Records contained in a dataset:
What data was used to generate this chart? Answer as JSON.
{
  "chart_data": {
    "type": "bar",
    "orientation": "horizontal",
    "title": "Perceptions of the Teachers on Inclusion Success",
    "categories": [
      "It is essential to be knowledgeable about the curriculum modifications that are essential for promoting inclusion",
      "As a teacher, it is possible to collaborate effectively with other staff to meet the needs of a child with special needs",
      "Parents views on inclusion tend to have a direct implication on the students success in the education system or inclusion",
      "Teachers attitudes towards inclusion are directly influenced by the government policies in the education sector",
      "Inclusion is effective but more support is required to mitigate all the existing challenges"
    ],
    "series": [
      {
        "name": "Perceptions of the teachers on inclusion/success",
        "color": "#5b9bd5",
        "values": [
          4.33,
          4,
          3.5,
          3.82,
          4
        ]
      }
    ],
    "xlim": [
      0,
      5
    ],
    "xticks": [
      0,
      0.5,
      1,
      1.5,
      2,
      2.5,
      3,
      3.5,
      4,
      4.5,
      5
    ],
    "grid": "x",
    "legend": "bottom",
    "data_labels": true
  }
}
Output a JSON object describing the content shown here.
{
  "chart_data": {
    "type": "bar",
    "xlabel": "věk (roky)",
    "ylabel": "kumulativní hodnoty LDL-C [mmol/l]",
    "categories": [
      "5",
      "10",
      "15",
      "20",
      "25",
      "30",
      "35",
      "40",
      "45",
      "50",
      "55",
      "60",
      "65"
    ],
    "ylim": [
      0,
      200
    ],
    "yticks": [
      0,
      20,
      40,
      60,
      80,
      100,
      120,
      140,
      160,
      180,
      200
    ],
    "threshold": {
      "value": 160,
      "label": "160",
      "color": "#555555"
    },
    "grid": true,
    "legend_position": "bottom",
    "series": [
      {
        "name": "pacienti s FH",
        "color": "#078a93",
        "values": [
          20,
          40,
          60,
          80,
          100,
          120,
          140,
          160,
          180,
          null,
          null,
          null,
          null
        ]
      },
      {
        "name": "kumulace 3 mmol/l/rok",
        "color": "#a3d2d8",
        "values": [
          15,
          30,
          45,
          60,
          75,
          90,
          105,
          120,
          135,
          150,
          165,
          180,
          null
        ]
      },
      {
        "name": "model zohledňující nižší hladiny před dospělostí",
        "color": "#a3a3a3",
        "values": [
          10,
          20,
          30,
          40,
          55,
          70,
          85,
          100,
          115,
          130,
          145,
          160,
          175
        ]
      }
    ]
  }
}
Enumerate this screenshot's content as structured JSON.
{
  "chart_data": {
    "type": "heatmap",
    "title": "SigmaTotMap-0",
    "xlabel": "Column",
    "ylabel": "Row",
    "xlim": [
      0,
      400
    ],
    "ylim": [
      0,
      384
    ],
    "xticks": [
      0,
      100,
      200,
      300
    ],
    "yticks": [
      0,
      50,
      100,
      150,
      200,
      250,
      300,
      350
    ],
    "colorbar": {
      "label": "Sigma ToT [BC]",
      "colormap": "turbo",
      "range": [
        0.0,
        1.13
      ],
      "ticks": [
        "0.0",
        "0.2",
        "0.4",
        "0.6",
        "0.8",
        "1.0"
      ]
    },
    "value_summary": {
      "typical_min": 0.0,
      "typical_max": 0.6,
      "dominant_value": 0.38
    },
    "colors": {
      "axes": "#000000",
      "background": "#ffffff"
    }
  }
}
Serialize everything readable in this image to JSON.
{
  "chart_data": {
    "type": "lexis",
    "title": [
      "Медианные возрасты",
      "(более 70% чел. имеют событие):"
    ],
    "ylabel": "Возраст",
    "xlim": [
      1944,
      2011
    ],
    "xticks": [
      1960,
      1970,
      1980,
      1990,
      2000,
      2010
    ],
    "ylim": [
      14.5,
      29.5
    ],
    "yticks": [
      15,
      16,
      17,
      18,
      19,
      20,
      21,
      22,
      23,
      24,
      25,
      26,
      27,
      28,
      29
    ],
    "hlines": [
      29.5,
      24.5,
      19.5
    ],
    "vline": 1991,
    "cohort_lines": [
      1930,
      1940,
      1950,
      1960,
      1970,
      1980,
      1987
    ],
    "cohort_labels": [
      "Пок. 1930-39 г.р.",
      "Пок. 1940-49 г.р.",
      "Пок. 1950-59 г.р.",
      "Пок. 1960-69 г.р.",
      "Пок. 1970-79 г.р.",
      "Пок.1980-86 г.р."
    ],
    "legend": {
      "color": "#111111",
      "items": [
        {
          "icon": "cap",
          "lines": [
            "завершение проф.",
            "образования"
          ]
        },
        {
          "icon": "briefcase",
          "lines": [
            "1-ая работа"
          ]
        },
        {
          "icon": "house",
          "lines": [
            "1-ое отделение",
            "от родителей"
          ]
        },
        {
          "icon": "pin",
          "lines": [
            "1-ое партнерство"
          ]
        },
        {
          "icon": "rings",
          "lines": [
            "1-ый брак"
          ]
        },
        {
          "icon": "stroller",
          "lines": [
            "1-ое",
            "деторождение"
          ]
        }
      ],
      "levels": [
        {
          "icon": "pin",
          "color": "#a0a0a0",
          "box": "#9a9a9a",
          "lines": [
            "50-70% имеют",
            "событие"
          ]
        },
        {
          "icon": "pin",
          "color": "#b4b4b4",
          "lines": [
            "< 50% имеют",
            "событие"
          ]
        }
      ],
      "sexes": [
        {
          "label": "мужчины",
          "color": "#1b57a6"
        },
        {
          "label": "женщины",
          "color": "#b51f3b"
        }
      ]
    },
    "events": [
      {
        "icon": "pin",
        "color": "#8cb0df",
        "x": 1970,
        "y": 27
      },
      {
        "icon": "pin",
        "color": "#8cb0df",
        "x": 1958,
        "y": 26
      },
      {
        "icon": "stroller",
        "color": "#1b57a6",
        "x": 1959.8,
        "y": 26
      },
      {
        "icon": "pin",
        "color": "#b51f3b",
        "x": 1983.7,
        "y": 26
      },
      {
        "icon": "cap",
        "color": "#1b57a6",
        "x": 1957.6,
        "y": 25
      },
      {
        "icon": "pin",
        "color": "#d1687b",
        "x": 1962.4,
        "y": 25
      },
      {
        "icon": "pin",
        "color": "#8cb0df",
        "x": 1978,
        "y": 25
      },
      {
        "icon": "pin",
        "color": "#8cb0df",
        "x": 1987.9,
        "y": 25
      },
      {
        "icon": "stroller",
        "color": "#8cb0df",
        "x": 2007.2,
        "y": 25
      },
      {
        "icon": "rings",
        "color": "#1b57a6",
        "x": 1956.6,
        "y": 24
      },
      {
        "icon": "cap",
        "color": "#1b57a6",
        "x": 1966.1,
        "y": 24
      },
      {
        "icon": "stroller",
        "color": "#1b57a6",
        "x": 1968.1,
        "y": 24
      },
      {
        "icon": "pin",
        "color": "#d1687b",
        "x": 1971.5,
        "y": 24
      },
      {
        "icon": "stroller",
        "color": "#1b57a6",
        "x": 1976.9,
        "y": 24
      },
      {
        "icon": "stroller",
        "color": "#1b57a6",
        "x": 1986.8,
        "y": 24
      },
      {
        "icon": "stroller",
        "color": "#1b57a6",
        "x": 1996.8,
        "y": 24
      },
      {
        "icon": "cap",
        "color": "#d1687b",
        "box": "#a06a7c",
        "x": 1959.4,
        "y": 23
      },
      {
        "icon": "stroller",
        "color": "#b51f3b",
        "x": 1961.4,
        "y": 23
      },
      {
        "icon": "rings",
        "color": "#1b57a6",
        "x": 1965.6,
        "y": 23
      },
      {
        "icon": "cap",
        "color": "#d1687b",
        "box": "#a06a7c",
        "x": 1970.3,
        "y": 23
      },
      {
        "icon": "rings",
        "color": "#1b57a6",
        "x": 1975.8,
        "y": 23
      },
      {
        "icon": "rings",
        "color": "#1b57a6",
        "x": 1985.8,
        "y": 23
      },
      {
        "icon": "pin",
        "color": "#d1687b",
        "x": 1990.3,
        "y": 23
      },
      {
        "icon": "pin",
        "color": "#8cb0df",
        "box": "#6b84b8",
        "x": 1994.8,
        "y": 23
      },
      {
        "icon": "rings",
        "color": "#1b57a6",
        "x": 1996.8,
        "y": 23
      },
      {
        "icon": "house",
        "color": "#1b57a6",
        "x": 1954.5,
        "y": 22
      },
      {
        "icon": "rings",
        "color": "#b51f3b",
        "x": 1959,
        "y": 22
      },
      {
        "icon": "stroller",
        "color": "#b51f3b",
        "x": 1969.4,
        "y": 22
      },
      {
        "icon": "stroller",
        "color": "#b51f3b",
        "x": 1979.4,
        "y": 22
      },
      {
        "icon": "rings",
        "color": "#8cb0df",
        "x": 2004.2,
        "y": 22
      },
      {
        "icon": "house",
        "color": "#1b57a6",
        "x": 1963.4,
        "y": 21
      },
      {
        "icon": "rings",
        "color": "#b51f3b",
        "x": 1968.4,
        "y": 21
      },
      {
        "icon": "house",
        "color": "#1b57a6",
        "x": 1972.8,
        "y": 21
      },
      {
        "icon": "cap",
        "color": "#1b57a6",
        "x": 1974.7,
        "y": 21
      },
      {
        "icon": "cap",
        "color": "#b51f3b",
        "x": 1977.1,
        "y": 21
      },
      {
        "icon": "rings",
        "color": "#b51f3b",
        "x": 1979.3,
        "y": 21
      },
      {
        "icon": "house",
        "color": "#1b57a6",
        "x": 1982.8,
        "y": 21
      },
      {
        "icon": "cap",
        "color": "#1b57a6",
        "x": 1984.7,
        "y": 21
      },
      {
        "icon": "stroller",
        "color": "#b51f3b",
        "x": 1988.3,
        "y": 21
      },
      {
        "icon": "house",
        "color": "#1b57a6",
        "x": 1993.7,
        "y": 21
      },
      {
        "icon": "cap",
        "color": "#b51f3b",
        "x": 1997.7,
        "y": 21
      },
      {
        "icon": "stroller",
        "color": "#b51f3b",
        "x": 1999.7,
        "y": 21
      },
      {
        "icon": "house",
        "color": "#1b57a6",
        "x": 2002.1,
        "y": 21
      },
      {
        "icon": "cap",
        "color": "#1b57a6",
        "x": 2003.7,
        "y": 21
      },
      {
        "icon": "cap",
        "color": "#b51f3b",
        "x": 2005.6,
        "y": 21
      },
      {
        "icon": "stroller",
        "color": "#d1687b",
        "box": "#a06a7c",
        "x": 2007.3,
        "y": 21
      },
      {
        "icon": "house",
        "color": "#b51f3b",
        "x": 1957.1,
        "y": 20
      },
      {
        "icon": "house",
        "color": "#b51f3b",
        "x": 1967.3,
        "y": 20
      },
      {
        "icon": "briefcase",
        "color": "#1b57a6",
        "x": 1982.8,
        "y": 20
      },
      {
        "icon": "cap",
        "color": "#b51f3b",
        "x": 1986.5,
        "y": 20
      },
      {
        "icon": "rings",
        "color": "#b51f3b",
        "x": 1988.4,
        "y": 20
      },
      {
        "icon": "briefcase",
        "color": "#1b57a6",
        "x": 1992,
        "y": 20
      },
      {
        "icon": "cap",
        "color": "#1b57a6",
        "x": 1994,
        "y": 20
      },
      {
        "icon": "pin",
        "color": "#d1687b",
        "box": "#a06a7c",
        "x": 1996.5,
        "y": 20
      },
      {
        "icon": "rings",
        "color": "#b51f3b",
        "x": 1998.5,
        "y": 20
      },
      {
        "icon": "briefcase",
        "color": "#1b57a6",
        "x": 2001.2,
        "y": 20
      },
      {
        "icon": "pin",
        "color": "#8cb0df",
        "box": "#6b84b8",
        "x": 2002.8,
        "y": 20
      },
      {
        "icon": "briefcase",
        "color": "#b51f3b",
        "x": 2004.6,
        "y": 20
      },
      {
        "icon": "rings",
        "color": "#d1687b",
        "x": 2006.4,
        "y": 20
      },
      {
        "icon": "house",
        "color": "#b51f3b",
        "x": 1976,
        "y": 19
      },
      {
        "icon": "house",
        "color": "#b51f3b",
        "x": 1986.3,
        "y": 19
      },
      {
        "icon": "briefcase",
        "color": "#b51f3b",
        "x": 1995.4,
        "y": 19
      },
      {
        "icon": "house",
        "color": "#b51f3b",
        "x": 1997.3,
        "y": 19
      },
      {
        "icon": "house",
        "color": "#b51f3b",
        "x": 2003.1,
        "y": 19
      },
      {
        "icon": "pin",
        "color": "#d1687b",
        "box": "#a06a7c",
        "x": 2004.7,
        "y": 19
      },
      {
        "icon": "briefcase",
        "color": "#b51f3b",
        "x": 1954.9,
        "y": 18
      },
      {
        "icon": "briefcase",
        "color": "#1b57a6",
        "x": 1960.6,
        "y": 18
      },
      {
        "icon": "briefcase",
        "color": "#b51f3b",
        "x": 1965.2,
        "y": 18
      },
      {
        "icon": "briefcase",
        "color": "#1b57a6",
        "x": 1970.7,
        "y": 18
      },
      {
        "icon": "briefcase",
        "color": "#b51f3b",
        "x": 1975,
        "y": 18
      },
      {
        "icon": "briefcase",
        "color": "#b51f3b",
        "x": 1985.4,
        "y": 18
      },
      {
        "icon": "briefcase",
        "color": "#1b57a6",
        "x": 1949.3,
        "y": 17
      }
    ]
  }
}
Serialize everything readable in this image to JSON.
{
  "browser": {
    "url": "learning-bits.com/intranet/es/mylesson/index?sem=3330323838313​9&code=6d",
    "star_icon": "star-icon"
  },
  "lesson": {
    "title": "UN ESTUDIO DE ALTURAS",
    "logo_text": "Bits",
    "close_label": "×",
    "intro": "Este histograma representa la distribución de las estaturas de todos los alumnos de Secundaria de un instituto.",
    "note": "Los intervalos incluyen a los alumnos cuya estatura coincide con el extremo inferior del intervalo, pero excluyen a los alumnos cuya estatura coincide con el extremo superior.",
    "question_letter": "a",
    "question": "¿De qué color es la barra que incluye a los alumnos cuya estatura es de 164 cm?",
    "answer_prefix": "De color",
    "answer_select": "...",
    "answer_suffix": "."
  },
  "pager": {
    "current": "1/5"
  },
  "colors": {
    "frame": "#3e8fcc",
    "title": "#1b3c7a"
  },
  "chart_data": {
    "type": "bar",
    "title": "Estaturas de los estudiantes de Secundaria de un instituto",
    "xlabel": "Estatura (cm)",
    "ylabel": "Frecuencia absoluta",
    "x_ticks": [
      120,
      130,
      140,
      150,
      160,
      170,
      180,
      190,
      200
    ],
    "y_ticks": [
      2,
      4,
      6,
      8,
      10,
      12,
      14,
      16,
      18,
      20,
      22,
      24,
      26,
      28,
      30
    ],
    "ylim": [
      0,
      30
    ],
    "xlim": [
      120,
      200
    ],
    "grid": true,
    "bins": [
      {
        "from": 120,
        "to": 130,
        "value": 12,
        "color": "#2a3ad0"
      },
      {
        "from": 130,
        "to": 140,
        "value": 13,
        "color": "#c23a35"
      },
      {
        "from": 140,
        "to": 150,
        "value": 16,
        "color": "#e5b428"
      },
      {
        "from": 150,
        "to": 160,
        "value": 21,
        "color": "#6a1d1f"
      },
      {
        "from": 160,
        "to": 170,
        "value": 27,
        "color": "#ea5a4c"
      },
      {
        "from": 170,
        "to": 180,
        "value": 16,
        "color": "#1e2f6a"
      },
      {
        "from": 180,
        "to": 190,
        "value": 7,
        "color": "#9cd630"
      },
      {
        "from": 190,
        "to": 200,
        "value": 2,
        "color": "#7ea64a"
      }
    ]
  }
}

**Problem to work on**.
Locate each line containing the string "JSON" and show it.

**Answer to this problem**.
What data was used to generate this chart? Answer as JSON.
Output a JSON object describing the content shown here.
Enumerate this screenshot's content as structured JSON.
Serialize everything readable in this image to JSON.
Serialize everything readable in this image to JSON.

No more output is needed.